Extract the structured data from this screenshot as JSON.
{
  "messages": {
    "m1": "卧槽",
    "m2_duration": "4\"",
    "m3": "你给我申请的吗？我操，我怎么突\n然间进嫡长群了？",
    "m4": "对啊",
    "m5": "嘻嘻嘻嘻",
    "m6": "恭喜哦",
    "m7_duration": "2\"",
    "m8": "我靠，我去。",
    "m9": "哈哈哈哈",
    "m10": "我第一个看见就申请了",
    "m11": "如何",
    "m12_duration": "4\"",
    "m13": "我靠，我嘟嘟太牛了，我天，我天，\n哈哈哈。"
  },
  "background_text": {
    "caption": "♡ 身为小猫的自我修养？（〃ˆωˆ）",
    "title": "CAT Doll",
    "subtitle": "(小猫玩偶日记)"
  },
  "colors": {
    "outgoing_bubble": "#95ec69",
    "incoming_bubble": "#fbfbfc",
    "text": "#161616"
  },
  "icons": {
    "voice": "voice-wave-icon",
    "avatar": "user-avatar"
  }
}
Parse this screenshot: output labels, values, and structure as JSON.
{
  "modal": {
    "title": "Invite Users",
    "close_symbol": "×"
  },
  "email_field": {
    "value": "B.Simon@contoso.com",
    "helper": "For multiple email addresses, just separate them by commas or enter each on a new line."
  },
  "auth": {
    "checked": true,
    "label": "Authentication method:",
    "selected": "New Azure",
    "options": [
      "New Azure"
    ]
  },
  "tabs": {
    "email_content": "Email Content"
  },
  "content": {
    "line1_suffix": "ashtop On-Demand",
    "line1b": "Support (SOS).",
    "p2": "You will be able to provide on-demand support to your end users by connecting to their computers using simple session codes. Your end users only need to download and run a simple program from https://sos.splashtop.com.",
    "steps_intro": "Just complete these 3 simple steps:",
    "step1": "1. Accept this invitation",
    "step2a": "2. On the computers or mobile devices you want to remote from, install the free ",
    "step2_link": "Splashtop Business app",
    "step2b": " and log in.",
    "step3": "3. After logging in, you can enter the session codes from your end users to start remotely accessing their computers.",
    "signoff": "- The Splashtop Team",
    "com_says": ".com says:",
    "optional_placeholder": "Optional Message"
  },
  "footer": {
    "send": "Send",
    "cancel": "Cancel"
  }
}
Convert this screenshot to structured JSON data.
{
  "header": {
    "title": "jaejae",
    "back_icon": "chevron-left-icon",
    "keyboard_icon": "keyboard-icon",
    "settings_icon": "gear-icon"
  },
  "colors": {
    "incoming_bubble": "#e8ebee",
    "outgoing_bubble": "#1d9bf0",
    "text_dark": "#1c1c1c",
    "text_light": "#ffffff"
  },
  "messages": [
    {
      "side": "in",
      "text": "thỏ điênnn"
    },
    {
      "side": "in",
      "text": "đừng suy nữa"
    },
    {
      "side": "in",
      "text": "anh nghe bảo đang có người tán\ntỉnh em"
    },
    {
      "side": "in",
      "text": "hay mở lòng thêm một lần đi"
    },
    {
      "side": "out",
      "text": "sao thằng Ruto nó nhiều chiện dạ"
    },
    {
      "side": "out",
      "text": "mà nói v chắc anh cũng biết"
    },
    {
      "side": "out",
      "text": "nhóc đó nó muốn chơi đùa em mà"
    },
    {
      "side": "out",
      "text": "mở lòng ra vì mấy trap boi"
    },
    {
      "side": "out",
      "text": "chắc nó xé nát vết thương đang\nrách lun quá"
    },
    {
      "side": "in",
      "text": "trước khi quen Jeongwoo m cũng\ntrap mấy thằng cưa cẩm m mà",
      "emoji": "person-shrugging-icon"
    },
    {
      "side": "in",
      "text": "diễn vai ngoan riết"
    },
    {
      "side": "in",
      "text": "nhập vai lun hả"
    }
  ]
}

What is being asked.
All lines from the line containing "Convert this screenshot" through the end of the listing above are to be duplicated exactly; include both ends and nothing further.

Completed task.
Convert this screenshot to structured JSON data.
{
  "header": {
    "title": "jaejae",
    "back_icon": "chevron-left-icon",
    "keyboard_icon": "keyboard-icon",
    "settings_icon": "gear-icon"
  },
  "colors": {
    "incoming_bubble": "#e8ebee",
    "outgoing_bubble": "#1d9bf0",
    "text_dark": "#1c1c1c",
    "text_light": "#ffffff"
  },
  "messages": [
    {
      "side": "in",
      "text": "thỏ điênnn"
    },
    {
      "side": "in",
      "text": "đừng suy nữa"
    },
    {
      "side": "in",
      "text": "anh nghe bảo đang có người tán\ntỉnh em"
    },
    {
      "side": "in",
      "text": "hay mở lòng thêm một lần đi"
    },
    {
      "side": "out",
      "text": "sao thằng Ruto nó nhiều chiện dạ"
    },
    {
      "side": "out",
      "text": "mà nói v chắc anh cũng biết"
    },
    {
      "side": "out",
      "text": "nhóc đó nó muốn chơi đùa em mà"
    },
    {
      "side": "out",
      "text": "mở lòng ra vì mấy trap boi"
    },
    {
      "side": "out",
      "text": "chắc nó xé nát vết thương đang\nrách lun quá"
    },
    {
      "side": "in",
      "text": "trước khi quen Jeongwoo m cũng\ntrap mấy thằng cưa cẩm m mà",
      "emoji": "person-shrugging-icon"
    },
    {
      "side": "in",
      "text": "diễn vai ngoan riết"
    },
    {
      "side": "in",
      "text": "nhập vai lun hả"
    }
  ]
}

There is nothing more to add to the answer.